WHAT YOU NEED TO DO:
Exact reproduction of the data is required, with images excluded.

Stored dataset items:
>>>>

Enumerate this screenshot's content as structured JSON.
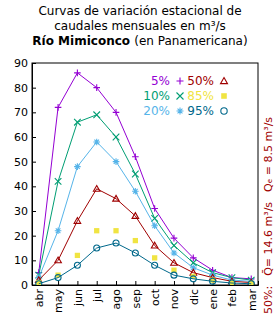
{
  "chart_data": {
    "type": "line",
    "title": "Curvas de variación estacional de caudales mensuales en m³/s",
    "subtitle": "Río Mimiconco (en Panamericana)",
    "categories": [
      "abr",
      "may",
      "jun",
      "jul",
      "ago",
      "sep",
      "oct",
      "nov",
      "dic",
      "ene",
      "feb",
      "mar"
    ],
    "series": [
      {
        "name": "5%",
        "color": "#9400d3",
        "marker": "plus",
        "line_style": "solid",
        "values": [
          5,
          72,
          86,
          80,
          70,
          52,
          31,
          19,
          11,
          6,
          3,
          2.5
        ]
      },
      {
        "name": "10%",
        "color": "#009e73",
        "marker": "cross",
        "line_style": "solid",
        "values": [
          4,
          42,
          66,
          69,
          60,
          45,
          27,
          16,
          9,
          5,
          3,
          2
        ]
      },
      {
        "name": "20%",
        "color": "#56b4e9",
        "marker": "asterisk",
        "line_style": "solid",
        "values": [
          3,
          22,
          48,
          58,
          50,
          38,
          24,
          13,
          7,
          4,
          2,
          1.5
        ]
      },
      {
        "name": "50%",
        "color": "#a00000",
        "marker": "triangle",
        "line_style": "solid",
        "values": [
          2,
          10,
          26,
          39,
          35,
          28,
          16,
          9,
          5,
          3,
          1.5,
          1
        ]
      },
      {
        "name": "85%",
        "color": "#f0e442",
        "marker": "square",
        "line_style": "none",
        "values": [
          1,
          4,
          12,
          22,
          22,
          18,
          11,
          6,
          3.5,
          2,
          1,
          0.7
        ]
      },
      {
        "name": "95%",
        "color": "#00688b",
        "marker": "circle",
        "line_style": "solid",
        "values": [
          0.5,
          3,
          8,
          15,
          17,
          13,
          8,
          4,
          2.5,
          1.5,
          0.8,
          0.5
        ]
      }
    ],
    "ylim": [
      0,
      90
    ],
    "yticks": [
      0,
      10,
      20,
      30,
      40,
      50,
      60,
      70,
      80,
      90
    ],
    "grid": false,
    "legend": "top-right",
    "annotations": [
      "50%:",
      "Q̄= 14.6 m³/s",
      "Qₑ = 8.5 m³/s"
    ]
  }
}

<<<<

WRITTEN ANSWER:
Enumerate this screenshot's content as structured JSON.
{
  "chart_data": {
    "type": "line",
    "title": "Curvas de variación estacional de caudales mensuales en m³/s",
    "subtitle": "Río Mimiconco (en Panamericana)",
    "categories": [
      "abr",
      "may",
      "jun",
      "jul",
      "ago",
      "sep",
      "oct",
      "nov",
      "dic",
      "ene",
      "feb",
      "mar"
    ],
    "series": [
      {
        "name": "5%",
        "color": "#9400d3",
        "marker": "plus",
        "line_style": "solid",
        "values": [
          5,
          72,
          86,
          80,
          70,
          52,
          31,
          19,
          11,
          6,
          3,
          2.5
        ]
      },
      {
        "name": "10%",
        "color": "#009e73",
        "marker": "cross",
        "line_style": "solid",
        "values": [
          4,
          42,
          66,
          69,
          60,
          45,
          27,
          16,
          9,
          5,
          3,
          2
        ]
      },
      {
        "name": "20%",
        "color": "#56b4e9",
        "marker": "asterisk",
        "line_style": "solid",
        "values": [
          3,
          22,
          48,
          58,
          50,
          38,
          24,
          13,
          7,
          4,
          2,
          1.5
        ]
      },
      {
        "name": "50%",
        "color": "#a00000",
        "marker": "triangle",
        "line_style": "solid",
        "values": [
          2,
          10,
          26,
          39,
          35,
          28,
          16,
          9,
          5,
          3,
          1.5,
          1
        ]
      },
      {
        "name": "85%",
        "color": "#f0e442",
        "marker": "square",
        "line_style": "none",
        "values": [
          1,
          4,
          12,
          22,
          22,
          18,
          11,
          6,
          3.5,
          2,
          1,
          0.7
        ]
      },
      {
        "name": "95%",
        "color": "#00688b",
        "marker": "circle",
        "line_style": "solid",
        "values": [
          0.5,
          3,
          8,
          15,
          17,
          13,
          8,
          4,
          2.5,
          1.5,
          0.8,
          0.5
        ]
      }
    ],
    "ylim": [
      0,
      90
    ],
    "yticks": [
      0,
      10,
      20,
      30,
      40,
      50,
      60,
      70,
      80,
      90
    ],
    "grid": false,
    "legend": "top-right",
    "annotations": [
      "50%:",
      "Q̄= 14.6 m³/s",
      "Qₑ = 8.5 m³/s"
    ]
  }
}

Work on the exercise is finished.